# TASK DIRECTIONS:
Quote all lines below exactly. Images stay out.
══════════════════════════════
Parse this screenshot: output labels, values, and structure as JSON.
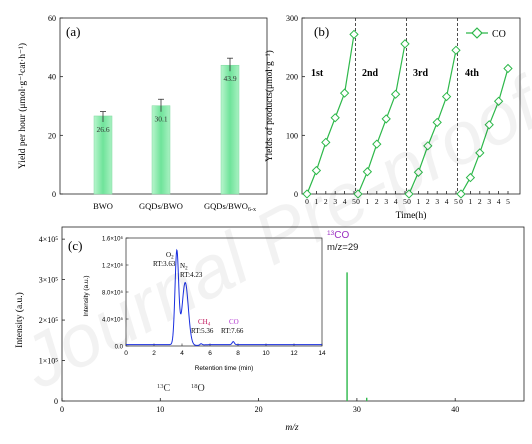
{
  "chart_data": [
    {
      "panel": "(a)",
      "type": "bar",
      "categories": [
        "BWO",
        "GQDs/BWO",
        "GQDs/BWO"
      ],
      "category_subscripts": [
        "",
        "",
        "6-x"
      ],
      "values": [
        26.6,
        30.1,
        43.9
      ],
      "errors": [
        1.5,
        2.2,
        2.4
      ],
      "value_labels": [
        "26.6",
        "30.1",
        "43.9"
      ],
      "ylabel": "Yield per hour (μmol·g⁻¹cat·h⁻¹)",
      "ylim": [
        0,
        60
      ],
      "yticks": [
        "0",
        "20",
        "40",
        "60"
      ],
      "bar_color": "#6fe39a"
    },
    {
      "panel": "(b)",
      "type": "line",
      "xlabel": "Time(h)",
      "ylabel": "Yields of products(μmol·g⁻¹)",
      "ylim": [
        0,
        300
      ],
      "yticks": [
        "0",
        "100",
        "200",
        "300"
      ],
      "xticks": [
        "0",
        "1",
        "2",
        "3",
        "4",
        "5",
        "0",
        "1",
        "2",
        "3",
        "4",
        "5",
        "0",
        "1",
        "2",
        "3",
        "4",
        "5",
        "0",
        "1",
        "2",
        "3",
        "4",
        "5"
      ],
      "legend": "CO",
      "cycle_labels": [
        "1st",
        "2nd",
        "3rd",
        "4th"
      ],
      "series_color": "#2db84a",
      "cycles": [
        {
          "x": [
            0,
            1,
            2,
            3,
            4,
            5
          ],
          "y": [
            0,
            40,
            88,
            130,
            172,
            272
          ]
        },
        {
          "x": [
            0,
            1,
            2,
            3,
            4,
            5
          ],
          "y": [
            0,
            38,
            85,
            128,
            170,
            256
          ]
        },
        {
          "x": [
            0,
            1,
            2,
            3,
            4,
            5
          ],
          "y": [
            0,
            37,
            82,
            122,
            166,
            245
          ]
        },
        {
          "x": [
            0,
            1,
            2,
            3,
            4,
            5
          ],
          "y": [
            0,
            28,
            70,
            118,
            158,
            214
          ]
        }
      ]
    },
    {
      "panel": "(c)",
      "type": "bar",
      "xlabel": "m/z",
      "ylabel": "Intensity (a.u.)",
      "xlim": [
        0,
        47
      ],
      "xticks": [
        "0",
        "10",
        "20",
        "30",
        "40"
      ],
      "ylim": [
        0,
        4.3
      ],
      "yticks": [
        "0",
        "1×10⁵",
        "2×10⁵",
        "3×10⁵",
        "4×10⁵"
      ],
      "peaks": [
        {
          "x": 29,
          "y": 3.18
        },
        {
          "x": 31,
          "y": 0.08
        }
      ],
      "annotations": {
        "co13_label": "13CO",
        "mz_label": "m/z=29",
        "c13_label": "13C",
        "o18_label": "18O"
      },
      "series_color": "#2db84a",
      "inset": {
        "type": "line",
        "xlabel": "Retention time (min)",
        "ylabel": "Intensity (a.u.)",
        "xlim": [
          0,
          14
        ],
        "xticks": [
          "0",
          "2",
          "4",
          "6",
          "8",
          "10",
          "12",
          "14"
        ],
        "ylim": [
          0,
          1.6
        ],
        "yticks": [
          "0.0",
          "4.0×10⁵",
          "8.0×10⁵",
          "1.2×10⁶",
          "1.6×10⁶"
        ],
        "line_color": "#1a2fe0",
        "peaks": [
          {
            "rt": 3.63,
            "height": 1.38,
            "width": 0.13
          },
          {
            "rt": 4.23,
            "height": 0.92,
            "width": 0.22
          },
          {
            "rt": 5.36,
            "height": 0.02,
            "width": 0.08
          },
          {
            "rt": 7.66,
            "height": 0.045,
            "width": 0.08
          }
        ],
        "labels": {
          "o2": "O2",
          "o2_rt": "RT:3.63",
          "n2": "N2",
          "n2_rt": "RT:4.23",
          "ch4": "CH4",
          "ch4_rt": "RT:5.36",
          "co": "CO",
          "co_rt": "RT:7.66"
        },
        "label_colors": {
          "ch4": "#c0135a",
          "co": "#b02fd0"
        }
      }
    }
  ],
  "watermark": "Journal Pre-proof"
}
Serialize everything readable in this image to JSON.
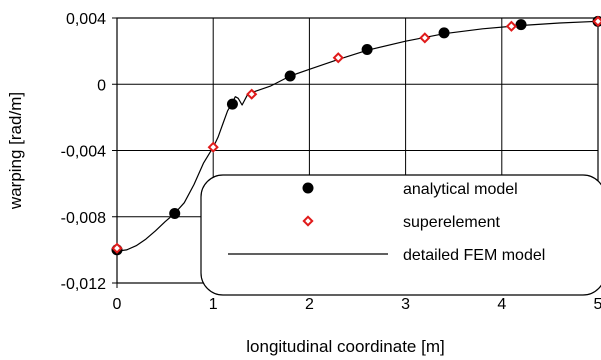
{
  "chart_data": {
    "type": "scatter",
    "xlabel": "longitudinal coordinate [m]",
    "ylabel": "warping [rad/m]",
    "xlim": [
      0,
      5
    ],
    "ylim": [
      -0.012,
      0.004
    ],
    "x_ticks": [
      {
        "value": 0,
        "label": "0"
      },
      {
        "value": 1,
        "label": "1"
      },
      {
        "value": 2,
        "label": "2"
      },
      {
        "value": 3,
        "label": "3"
      },
      {
        "value": 4,
        "label": "4"
      },
      {
        "value": 5,
        "label": "5"
      }
    ],
    "y_ticks": [
      {
        "value": 0.004,
        "label": "0,004"
      },
      {
        "value": 0,
        "label": "0"
      },
      {
        "value": -0.004,
        "label": "-0,004"
      },
      {
        "value": -0.008,
        "label": "-0,008"
      },
      {
        "value": -0.012,
        "label": "-0,012"
      }
    ],
    "grid": true,
    "legend_position": "bottom-right",
    "series": [
      {
        "name": "analytical model",
        "kind": "points",
        "marker": "filled-circle",
        "color": "#000000",
        "points": [
          [
            0,
            -0.01
          ],
          [
            0.6,
            -0.0078
          ],
          [
            1.2,
            -0.0012
          ],
          [
            1.8,
            0.0005
          ],
          [
            2.6,
            0.0021
          ],
          [
            3.4,
            0.0031
          ],
          [
            4.2,
            0.0036
          ],
          [
            5.0,
            0.0038
          ]
        ]
      },
      {
        "name": "superelement",
        "kind": "points",
        "marker": "open-diamond",
        "color": "#e01b1b",
        "points": [
          [
            0,
            -0.0099
          ],
          [
            1.0,
            -0.0038
          ],
          [
            1.4,
            -0.0006
          ],
          [
            2.3,
            0.0016
          ],
          [
            3.2,
            0.0028
          ],
          [
            4.1,
            0.0035
          ],
          [
            5.0,
            0.0038
          ]
        ]
      },
      {
        "name": "detailed FEM model",
        "kind": "line",
        "color": "#000000",
        "points": [
          [
            0,
            -0.01
          ],
          [
            0.05,
            -0.01004
          ],
          [
            0.1,
            -0.01
          ],
          [
            0.2,
            -0.00975
          ],
          [
            0.3,
            -0.00935
          ],
          [
            0.4,
            -0.00885
          ],
          [
            0.5,
            -0.0083
          ],
          [
            0.6,
            -0.0078
          ],
          [
            0.7,
            -0.00715
          ],
          [
            0.8,
            -0.00605
          ],
          [
            0.9,
            -0.00475
          ],
          [
            1.0,
            -0.0038
          ],
          [
            1.05,
            -0.0032
          ],
          [
            1.1,
            -0.0024
          ],
          [
            1.15,
            -0.0016
          ],
          [
            1.2,
            -0.0011
          ],
          [
            1.23,
            -0.00075
          ],
          [
            1.26,
            -0.00085
          ],
          [
            1.3,
            -0.00125
          ],
          [
            1.35,
            -0.0007
          ],
          [
            1.4,
            -0.0005
          ],
          [
            1.6,
            -0.0001
          ],
          [
            1.8,
            0.0005
          ],
          [
            2.0,
            0.0009
          ],
          [
            2.3,
            0.0015
          ],
          [
            2.6,
            0.00205
          ],
          [
            3.0,
            0.0026
          ],
          [
            3.4,
            0.00305
          ],
          [
            3.8,
            0.00335
          ],
          [
            4.2,
            0.00355
          ],
          [
            4.6,
            0.0037
          ],
          [
            5.0,
            0.0038
          ]
        ]
      }
    ]
  }
}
══════════════════════════════
# WRITTEN REPLY:
Parse this screenshot: output labels, values, and structure as JSON.
{
  "chart_data": [
    {
      "panel": "(a)",
      "type": "bar",
      "categories": [
        "BWO",
        "GQDs/BWO",
        "GQDs/BWO"
      ],
      "category_subscripts": [
        "",
        "",
        "6-x"
      ],
      "values": [
        26.6,
        30.1,
        43.9
      ],
      "errors": [
        1.5,
        2.2,
        2.4
      ],
      "value_labels": [
        "26.6",
        "30.1",
        "43.9"
      ],
      "ylabel": "Yield per hour (μmol·g⁻¹cat·h⁻¹)",
      "ylim": [
        0,
        60
      ],
      "yticks": [
        "0",
        "20",
        "40",
        "60"
      ],
      "bar_color": "#6fe39a"
    },
    {
      "panel": "(b)",
      "type": "line",
      "xlabel": "Time(h)",
      "ylabel": "Yields of products(μmol·g⁻¹)",
      "ylim": [
        0,
        300
      ],
      "yticks": [
        "0",
        "100",
        "200",
        "300"
      ],
      "xticks": [
        "0",
        "1",
        "2",
        "3",
        "4",
        "5",
        "0",
        "1",
        "2",
        "3",
        "4",
        "5",
        "0",
        "1",
        "2",
        "3",
        "4",
        "5",
        "0",
        "1",
        "2",
        "3",
        "4",
        "5"
      ],
      "legend": "CO",
      "cycle_labels": [
        "1st",
        "2nd",
        "3rd",
        "4th"
      ],
      "series_color": "#2db84a",
      "cycles": [
        {
          "x": [
            0,
            1,
            2,
            3,
            4,
            5
          ],
          "y": [
            0,
            40,
            88,
            130,
            172,
            272
          ]
        },
        {
          "x": [
            0,
            1,
            2,
            3,
            4,
            5
          ],
          "y": [
            0,
            38,
            85,
            128,
            170,
            256
          ]
        },
        {
          "x": [
            0,
            1,
            2,
            3,
            4,
            5
          ],
          "y": [
            0,
            37,
            82,
            122,
            166,
            245
          ]
        },
        {
          "x": [
            0,
            1,
            2,
            3,
            4,
            5
          ],
          "y": [
            0,
            28,
            70,
            118,
            158,
            214
          ]
        }
      ]
    },
    {
      "panel": "(c)",
      "type": "bar",
      "xlabel": "m/z",
      "ylabel": "Intensity (a.u.)",
      "xlim": [
        0,
        47
      ],
      "xticks": [
        "0",
        "10",
        "20",
        "30",
        "40"
      ],
      "ylim": [
        0,
        4.3
      ],
      "yticks": [
        "0",
        "1×10⁵",
        "2×10⁵",
        "3×10⁵",
        "4×10⁵"
      ],
      "peaks": [
        {
          "x": 29,
          "y": 3.18
        },
        {
          "x": 31,
          "y": 0.08
        }
      ],
      "annotations": {
        "co13_label": "13CO",
        "mz_label": "m/z=29",
        "c13_label": "13C",
        "o18_label": "18O"
      },
      "series_color": "#2db84a",
      "inset": {
        "type": "line",
        "xlabel": "Retention time (min)",
        "ylabel": "Intensity (a.u.)",
        "xlim": [
          0,
          14
        ],
        "xticks": [
          "0",
          "2",
          "4",
          "6",
          "8",
          "10",
          "12",
          "14"
        ],
        "ylim": [
          0,
          1.6
        ],
        "yticks": [
          "0.0",
          "4.0×10⁵",
          "8.0×10⁵",
          "1.2×10⁶",
          "1.6×10⁶"
        ],
        "line_color": "#1a2fe0",
        "peaks": [
          {
            "rt": 3.63,
            "height": 1.38,
            "width": 0.13
          },
          {
            "rt": 4.23,
            "height": 0.92,
            "width": 0.22
          },
          {
            "rt": 5.36,
            "height": 0.02,
            "width": 0.08
          },
          {
            "rt": 7.66,
            "height": 0.045,
            "width": 0.08
          }
        ],
        "labels": {
          "o2": "O2",
          "o2_rt": "RT:3.63",
          "n2": "N2",
          "n2_rt": "RT:4.23",
          "ch4": "CH4",
          "ch4_rt": "RT:5.36",
          "co": "CO",
          "co_rt": "RT:7.66"
        },
        "label_colors": {
          "ch4": "#c0135a",
          "co": "#b02fd0"
        }
      }
    }
  ],
  "watermark": "Journal Pre-proof"
}
Serialize everything readable in this image to JSON.
{
  "chart_data": {
    "type": "scatter",
    "xlabel": "longitudinal coordinate [m]",
    "ylabel": "warping [rad/m]",
    "xlim": [
      0,
      5
    ],
    "ylim": [
      -0.012,
      0.004
    ],
    "x_ticks": [
      {
        "value": 0,
        "label": "0"
      },
      {
        "value": 1,
        "label": "1"
      },
      {
        "value": 2,
        "label": "2"
      },
      {
        "value": 3,
        "label": "3"
      },
      {
        "value": 4,
        "label": "4"
      },
      {
        "value": 5,
        "label": "5"
      }
    ],
    "y_ticks": [
      {
        "value": 0.004,
        "label": "0,004"
      },
      {
        "value": 0,
        "label": "0"
      },
      {
        "value": -0.004,
        "label": "-0,004"
      },
      {
        "value": -0.008,
        "label": "-0,008"
      },
      {
        "value": -0.012,
        "label": "-0,012"
      }
    ],
    "grid": true,
    "legend_position": "bottom-right",
    "series": [
      {
        "name": "analytical model",
        "kind": "points",
        "marker": "filled-circle",
        "color": "#000000",
        "points": [
          [
            0,
            -0.01
          ],
          [
            0.6,
            -0.0078
          ],
          [
            1.2,
            -0.0012
          ],
          [
            1.8,
            0.0005
          ],
          [
            2.6,
            0.0021
          ],
          [
            3.4,
            0.0031
          ],
          [
            4.2,
            0.0036
          ],
          [
            5.0,
            0.0038
          ]
        ]
      },
      {
        "name": "superelement",
        "kind": "points",
        "marker": "open-diamond",
        "color": "#e01b1b",
        "points": [
          [
            0,
            -0.0099
          ],
          [
            1.0,
            -0.0038
          ],
          [
            1.4,
            -0.0006
          ],
          [
            2.3,
            0.0016
          ],
          [
            3.2,
            0.0028
          ],
          [
            4.1,
            0.0035
          ],
          [
            5.0,
            0.0038
          ]
        ]
      },
      {
        "name": "detailed FEM model",
        "kind": "line",
        "color": "#000000",
        "points": [
          [
            0,
            -0.01
          ],
          [
            0.05,
            -0.01004
          ],
          [
            0.1,
            -0.01
          ],
          [
            0.2,
            -0.00975
          ],
          [
            0.3,
            -0.00935
          ],
          [
            0.4,
            -0.00885
          ],
          [
            0.5,
            -0.0083
          ],
          [
            0.6,
            -0.0078
          ],
          [
            0.7,
            -0.00715
          ],
          [
            0.8,
            -0.00605
          ],
          [
            0.9,
            -0.00475
          ],
          [
            1.0,
            -0.0038
          ],
          [
            1.05,
            -0.0032
          ],
          [
            1.1,
            -0.0024
          ],
          [
            1.15,
            -0.0016
          ],
          [
            1.2,
            -0.0011
          ],
          [
            1.23,
            -0.00075
          ],
          [
            1.26,
            -0.00085
          ],
          [
            1.3,
            -0.00125
          ],
          [
            1.35,
            -0.0007
          ],
          [
            1.4,
            -0.0005
          ],
          [
            1.6,
            -0.0001
          ],
          [
            1.8,
            0.0005
          ],
          [
            2.0,
            0.0009
          ],
          [
            2.3,
            0.0015
          ],
          [
            2.6,
            0.00205
          ],
          [
            3.0,
            0.0026
          ],
          [
            3.4,
            0.00305
          ],
          [
            3.8,
            0.00335
          ],
          [
            4.2,
            0.00355
          ],
          [
            4.6,
            0.0037
          ],
          [
            5.0,
            0.0038
          ]
        ]
      }
    ]
  }
}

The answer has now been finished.